● **Fragmento seleccionado**

━━━━━━━━━━━━━━━━━━━━

Una melodía se apaga sin aliento, y a mí me quisieron arrebatar hasta el último soplo. ¿Ha estado tan aterrorizado que gritó pero su voz no le respondió? A mí me pasó. Más veces de las que puedo contar.

El bello compás de la infancia se desintegró, sin dejar ni una nota. Hoy, al mirar atrás, lo comprendo mejor. La frase de John Wesley: “Lo que una generación tolera, la siguiente lo abrazará”, se cumplió en nuestra casa. La impunidad con la que se toleró el abuso sexual lo convirtió en una realidad aceptada, en una herencia infame que un hombre le pasó al siguiente.

Susurros en la oscuridad

Cada lugar que vivimos guardaba sus propios traumas. El trauma deja una huella, y en esta casa, se sentía en el aire, denso y opresivo. Siempre tuvimos problemas, pero esta temporada fue particularmente difícil. La casa estaba situada en medio de la nada, aislada de los vecinos, la comunidad y la tienda de comestibles más cercana. Parecía que nos habían dejado caer en otro mundo, uno que era frío, silencioso y perturbador. Al principio, la quietud fue un respiro, pero pronto se transformó en un castigo de susurros sutiles y destructivos que me calaron hasta el alma.

Creo con todo mi ser que eran manifestaciones demoníacas. No solo atormentaban la casa, sino también a mí: espíritus asignados a destruirme, una oscuridad anclada al abuso que sufrí, siguiéndome de un lugar a otro como una sombra perpetua.

Aquel invierno trajo nieve, y el frío era brutal. Nuestro auto no tenía calefacción, así que nos envolvíamos con mantas para llegar a la escuela. Tiritando del frío, envuelta en capas de ropa y sin poder calentarme, mi aliento se condensaba en el aire. Pero, a pesar de todo eso, mi mente se aferraba a un pensamiento: “Al menos ya no sufro abusos”.

━━━━━━━━━━━━━━━━━━━━

● **Datos sin procesar**
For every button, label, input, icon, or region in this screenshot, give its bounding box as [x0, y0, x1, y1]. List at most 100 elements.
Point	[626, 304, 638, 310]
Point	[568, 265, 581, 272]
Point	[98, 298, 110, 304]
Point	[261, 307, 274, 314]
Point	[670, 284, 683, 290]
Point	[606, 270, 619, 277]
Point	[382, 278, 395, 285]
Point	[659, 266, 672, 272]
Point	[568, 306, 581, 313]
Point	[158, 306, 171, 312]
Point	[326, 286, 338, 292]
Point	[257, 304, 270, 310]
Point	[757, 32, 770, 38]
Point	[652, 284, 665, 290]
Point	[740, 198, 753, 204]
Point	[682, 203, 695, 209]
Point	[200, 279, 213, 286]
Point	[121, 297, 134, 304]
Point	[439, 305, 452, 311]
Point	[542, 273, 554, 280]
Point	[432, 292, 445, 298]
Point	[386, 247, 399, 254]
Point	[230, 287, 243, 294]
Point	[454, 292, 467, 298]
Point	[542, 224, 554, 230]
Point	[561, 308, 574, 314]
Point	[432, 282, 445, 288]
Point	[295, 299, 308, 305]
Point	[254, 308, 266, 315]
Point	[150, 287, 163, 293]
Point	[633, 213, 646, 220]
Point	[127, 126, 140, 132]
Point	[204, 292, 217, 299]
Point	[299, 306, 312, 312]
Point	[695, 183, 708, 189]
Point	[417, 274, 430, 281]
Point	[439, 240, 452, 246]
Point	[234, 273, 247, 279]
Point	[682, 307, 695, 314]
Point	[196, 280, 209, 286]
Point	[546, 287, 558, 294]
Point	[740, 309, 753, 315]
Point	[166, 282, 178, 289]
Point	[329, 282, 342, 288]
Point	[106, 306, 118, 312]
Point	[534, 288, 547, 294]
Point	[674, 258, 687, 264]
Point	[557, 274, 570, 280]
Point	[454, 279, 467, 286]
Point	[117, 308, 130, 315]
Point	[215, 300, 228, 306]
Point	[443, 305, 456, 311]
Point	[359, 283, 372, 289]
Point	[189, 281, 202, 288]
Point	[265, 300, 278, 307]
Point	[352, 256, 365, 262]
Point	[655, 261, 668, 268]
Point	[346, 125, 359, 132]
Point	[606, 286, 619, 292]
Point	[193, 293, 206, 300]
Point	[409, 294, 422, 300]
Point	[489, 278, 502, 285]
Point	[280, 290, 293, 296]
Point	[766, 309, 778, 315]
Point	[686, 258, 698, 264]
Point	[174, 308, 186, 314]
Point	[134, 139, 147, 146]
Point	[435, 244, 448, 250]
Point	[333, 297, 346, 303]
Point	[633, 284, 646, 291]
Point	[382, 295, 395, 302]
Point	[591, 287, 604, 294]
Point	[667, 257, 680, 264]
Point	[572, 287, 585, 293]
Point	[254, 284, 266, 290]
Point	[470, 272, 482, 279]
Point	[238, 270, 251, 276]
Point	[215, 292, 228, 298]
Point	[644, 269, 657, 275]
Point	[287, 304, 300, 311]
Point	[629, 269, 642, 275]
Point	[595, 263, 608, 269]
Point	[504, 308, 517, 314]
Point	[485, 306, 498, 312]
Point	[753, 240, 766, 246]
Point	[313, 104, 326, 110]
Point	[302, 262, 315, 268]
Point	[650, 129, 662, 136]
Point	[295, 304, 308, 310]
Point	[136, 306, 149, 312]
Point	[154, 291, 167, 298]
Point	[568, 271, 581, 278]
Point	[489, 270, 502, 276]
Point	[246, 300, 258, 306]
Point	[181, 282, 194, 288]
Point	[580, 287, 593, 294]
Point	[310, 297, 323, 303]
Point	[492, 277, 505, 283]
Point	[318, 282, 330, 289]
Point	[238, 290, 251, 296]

━━━━━━━━━━━━━━━━━━━━

● **Consignas del ejercicio**
1. Transcribe del fragmento seleccionado el pasaje que va desde "Cada lugar que" hasta "una sombra perpetua.".
2. Indica, según el fragmento seleccionado, qué le faltaba aquel invierno al auto en que iban a la escuela.
Las entradas son un material aparte, independiente del fragmento.

● **Respuestas correctas**
1.
Cada lugar que vivimos guardaba sus propios traumas. El trauma deja una huella, y en esta casa, se sentía en el aire, denso y opresivo. Siempre tuvimos problemas, pero esta temporada fue particularmente difícil. La casa estaba situada en medio de la nada, aislada de los vecinos, la comunidad y la tienda de comestibles más cercana. Parecía que nos habían dejado caer en otro mundo, uno que era frío, silencioso y perturbador. Al principio, la quietud fue un respiro, pero pronto se transformó en un castigo de susurros sutiles y destructivos que me calaron hasta el alma.

Creo con todo mi ser que eran manifestaciones demoníacas. No solo atormentaban la casa, sino también a mí: espíritus asignados a destruirme, una oscuridad anclada al abuso que sufrí, siguiéndome de un lugar a otro como una sombra perpetua.

2. Le faltaba calefacción.